▶ [INSTRUCTIONS FOR THE TASK] Write out each record again exactly as it stands.

▶ [GIVEN RECORDS]
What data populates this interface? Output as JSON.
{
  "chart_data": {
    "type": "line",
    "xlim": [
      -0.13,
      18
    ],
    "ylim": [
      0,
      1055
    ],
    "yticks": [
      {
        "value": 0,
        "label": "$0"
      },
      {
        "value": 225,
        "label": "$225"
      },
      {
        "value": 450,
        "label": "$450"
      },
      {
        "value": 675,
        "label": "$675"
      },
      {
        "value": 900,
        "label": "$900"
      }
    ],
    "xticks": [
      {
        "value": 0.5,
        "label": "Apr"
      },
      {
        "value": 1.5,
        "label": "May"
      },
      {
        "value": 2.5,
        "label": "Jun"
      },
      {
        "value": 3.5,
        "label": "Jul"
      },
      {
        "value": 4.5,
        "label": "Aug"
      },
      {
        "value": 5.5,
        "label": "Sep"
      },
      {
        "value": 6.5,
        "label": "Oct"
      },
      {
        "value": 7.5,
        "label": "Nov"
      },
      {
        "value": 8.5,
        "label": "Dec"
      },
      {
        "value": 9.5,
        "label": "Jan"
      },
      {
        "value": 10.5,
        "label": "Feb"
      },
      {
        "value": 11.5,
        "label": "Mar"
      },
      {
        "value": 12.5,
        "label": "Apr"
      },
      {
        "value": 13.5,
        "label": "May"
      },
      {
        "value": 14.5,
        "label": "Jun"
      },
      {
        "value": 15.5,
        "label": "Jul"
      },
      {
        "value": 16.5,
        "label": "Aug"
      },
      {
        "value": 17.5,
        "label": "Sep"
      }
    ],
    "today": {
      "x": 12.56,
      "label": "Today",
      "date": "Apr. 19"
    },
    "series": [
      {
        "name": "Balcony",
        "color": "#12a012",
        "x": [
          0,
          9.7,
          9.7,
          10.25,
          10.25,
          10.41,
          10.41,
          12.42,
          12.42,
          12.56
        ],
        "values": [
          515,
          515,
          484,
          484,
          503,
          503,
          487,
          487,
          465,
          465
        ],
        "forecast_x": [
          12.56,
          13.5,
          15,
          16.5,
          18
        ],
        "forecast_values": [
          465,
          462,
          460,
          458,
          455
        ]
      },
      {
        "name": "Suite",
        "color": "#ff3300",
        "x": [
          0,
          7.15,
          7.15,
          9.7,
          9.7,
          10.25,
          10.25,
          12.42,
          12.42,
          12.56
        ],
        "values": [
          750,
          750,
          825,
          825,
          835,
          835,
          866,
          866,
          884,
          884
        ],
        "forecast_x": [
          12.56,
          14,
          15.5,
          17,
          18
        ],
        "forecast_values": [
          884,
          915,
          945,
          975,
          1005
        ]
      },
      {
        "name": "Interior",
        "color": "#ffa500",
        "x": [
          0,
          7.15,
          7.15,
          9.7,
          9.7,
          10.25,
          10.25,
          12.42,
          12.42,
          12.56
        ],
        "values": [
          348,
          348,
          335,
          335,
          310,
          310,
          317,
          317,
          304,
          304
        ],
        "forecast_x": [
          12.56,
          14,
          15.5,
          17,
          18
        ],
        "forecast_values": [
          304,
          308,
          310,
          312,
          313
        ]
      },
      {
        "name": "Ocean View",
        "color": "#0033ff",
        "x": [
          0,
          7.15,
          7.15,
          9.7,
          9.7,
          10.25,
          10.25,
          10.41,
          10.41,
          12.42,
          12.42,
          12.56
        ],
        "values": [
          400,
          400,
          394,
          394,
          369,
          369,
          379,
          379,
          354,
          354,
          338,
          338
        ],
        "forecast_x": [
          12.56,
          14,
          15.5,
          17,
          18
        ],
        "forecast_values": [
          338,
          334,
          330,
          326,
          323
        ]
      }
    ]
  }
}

▶ [ANSWER IN FULL]
What data populates this interface? Output as JSON.
{
  "chart_data": {
    "type": "line",
    "xlim": [
      -0.13,
      18
    ],
    "ylim": [
      0,
      1055
    ],
    "yticks": [
      {
        "value": 0,
        "label": "$0"
      },
      {
        "value": 225,
        "label": "$225"
      },
      {
        "value": 450,
        "label": "$450"
      },
      {
        "value": 675,
        "label": "$675"
      },
      {
        "value": 900,
        "label": "$900"
      }
    ],
    "xticks": [
      {
        "value": 0.5,
        "label": "Apr"
      },
      {
        "value": 1.5,
        "label": "May"
      },
      {
        "value": 2.5,
        "label": "Jun"
      },
      {
        "value": 3.5,
        "label": "Jul"
      },
      {
        "value": 4.5,
        "label": "Aug"
      },
      {
        "value": 5.5,
        "label": "Sep"
      },
      {
        "value": 6.5,
        "label": "Oct"
      },
      {
        "value": 7.5,
        "label": "Nov"
      },
      {
        "value": 8.5,
        "label": "Dec"
      },
      {
        "value": 9.5,
        "label": "Jan"
      },
      {
        "value": 10.5,
        "label": "Feb"
      },
      {
        "value": 11.5,
        "label": "Mar"
      },
      {
        "value": 12.5,
        "label": "Apr"
      },
      {
        "value": 13.5,
        "label": "May"
      },
      {
        "value": 14.5,
        "label": "Jun"
      },
      {
        "value": 15.5,
        "label": "Jul"
      },
      {
        "value": 16.5,
        "label": "Aug"
      },
      {
        "value": 17.5,
        "label": "Sep"
      }
    ],
    "today": {
      "x": 12.56,
      "label": "Today",
      "date": "Apr. 19"
    },
    "series": [
      {
        "name": "Balcony",
        "color": "#12a012",
        "x": [
          0,
          9.7,
          9.7,
          10.25,
          10.25,
          10.41,
          10.41,
          12.42,
          12.42,
          12.56
        ],
        "values": [
          515,
          515,
          484,
          484,
          503,
          503,
          487,
          487,
          465,
          465
        ],
        "forecast_x": [
          12.56,
          13.5,
          15,
          16.5,
          18
        ],
        "forecast_values": [
          465,
          462,
          460,
          458,
          455
        ]
      },
      {
        "name": "Suite",
        "color": "#ff3300",
        "x": [
          0,
          7.15,
          7.15,
          9.7,
          9.7,
          10.25,
          10.25,
          12.42,
          12.42,
          12.56
        ],
        "values": [
          750,
          750,
          825,
          825,
          835,
          835,
          866,
          866,
          884,
          884
        ],
        "forecast_x": [
          12.56,
          14,
          15.5,
          17,
          18
        ],
        "forecast_values": [
          884,
          915,
          945,
          975,
          1005
        ]
      },
      {
        "name": "Interior",
        "color": "#ffa500",
        "x": [
          0,
          7.15,
          7.15,
          9.7,
          9.7,
          10.25,
          10.25,
          12.42,
          12.42,
          12.56
        ],
        "values": [
          348,
          348,
          335,
          335,
          310,
          310,
          317,
          317,
          304,
          304
        ],
        "forecast_x": [
          12.56,
          14,
          15.5,
          17,
          18
        ],
        "forecast_values": [
          304,
          308,
          310,
          312,
          313
        ]
      },
      {
        "name": "Ocean View",
        "color": "#0033ff",
        "x": [
          0,
          7.15,
          7.15,
          9.7,
          9.7,
          10.25,
          10.25,
          10.41,
          10.41,
          12.42,
          12.42,
          12.56
        ],
        "values": [
          400,
          400,
          394,
          394,
          369,
          369,
          379,
          379,
          354,
          354,
          338,
          338
        ],
        "forecast_x": [
          12.56,
          14,
          15.5,
          17,
          18
        ],
        "forecast_values": [
          338,
          334,
          330,
          326,
          323
        ]
      }
    ]
  }
}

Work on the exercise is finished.